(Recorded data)
============================================================

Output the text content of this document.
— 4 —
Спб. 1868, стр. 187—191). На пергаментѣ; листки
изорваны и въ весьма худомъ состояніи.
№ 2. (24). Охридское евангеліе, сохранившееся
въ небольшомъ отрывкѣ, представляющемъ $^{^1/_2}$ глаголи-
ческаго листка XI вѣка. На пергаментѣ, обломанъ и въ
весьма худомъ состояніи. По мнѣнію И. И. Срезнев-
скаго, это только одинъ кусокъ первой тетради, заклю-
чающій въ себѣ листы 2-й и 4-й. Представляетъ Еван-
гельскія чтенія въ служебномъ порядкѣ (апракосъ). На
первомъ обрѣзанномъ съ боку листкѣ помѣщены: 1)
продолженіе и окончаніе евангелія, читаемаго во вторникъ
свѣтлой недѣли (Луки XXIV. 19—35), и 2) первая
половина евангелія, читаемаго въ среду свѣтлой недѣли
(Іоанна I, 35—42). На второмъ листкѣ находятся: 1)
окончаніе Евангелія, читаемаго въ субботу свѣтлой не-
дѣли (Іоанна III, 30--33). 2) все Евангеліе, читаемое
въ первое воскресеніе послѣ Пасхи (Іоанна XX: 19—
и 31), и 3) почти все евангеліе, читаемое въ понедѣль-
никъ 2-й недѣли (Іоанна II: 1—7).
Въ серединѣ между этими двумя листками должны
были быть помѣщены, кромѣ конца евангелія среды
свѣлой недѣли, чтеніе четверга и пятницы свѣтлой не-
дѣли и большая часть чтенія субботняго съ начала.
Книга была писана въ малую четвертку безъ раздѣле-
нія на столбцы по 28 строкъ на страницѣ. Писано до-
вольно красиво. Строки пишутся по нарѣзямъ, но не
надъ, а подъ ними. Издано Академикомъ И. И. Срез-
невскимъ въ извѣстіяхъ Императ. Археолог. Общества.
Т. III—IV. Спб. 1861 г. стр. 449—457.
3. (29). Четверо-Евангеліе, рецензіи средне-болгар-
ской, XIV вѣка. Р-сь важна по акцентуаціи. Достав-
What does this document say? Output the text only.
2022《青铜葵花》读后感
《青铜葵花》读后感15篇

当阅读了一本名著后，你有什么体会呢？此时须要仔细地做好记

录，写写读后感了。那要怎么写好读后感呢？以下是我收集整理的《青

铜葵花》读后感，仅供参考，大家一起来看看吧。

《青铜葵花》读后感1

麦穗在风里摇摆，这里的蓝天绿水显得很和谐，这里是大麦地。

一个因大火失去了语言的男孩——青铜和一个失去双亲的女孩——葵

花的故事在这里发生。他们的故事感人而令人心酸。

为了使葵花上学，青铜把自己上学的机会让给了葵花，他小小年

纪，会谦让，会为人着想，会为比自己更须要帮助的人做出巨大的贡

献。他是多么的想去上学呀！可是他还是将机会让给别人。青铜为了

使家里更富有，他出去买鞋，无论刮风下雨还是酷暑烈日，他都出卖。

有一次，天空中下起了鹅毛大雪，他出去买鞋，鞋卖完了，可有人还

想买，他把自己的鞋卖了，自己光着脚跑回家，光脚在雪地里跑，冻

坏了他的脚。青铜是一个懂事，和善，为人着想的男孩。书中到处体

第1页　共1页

============================================================

■ Task description:
Gather all lines from the records above in which "окончаніе" appears.

■ Response for this exercise:
продолженіе и окончаніе евангелія, читаемаго во вторникъ
окончаніе Евангелія, читаемаго въ субботу свѣтлой не-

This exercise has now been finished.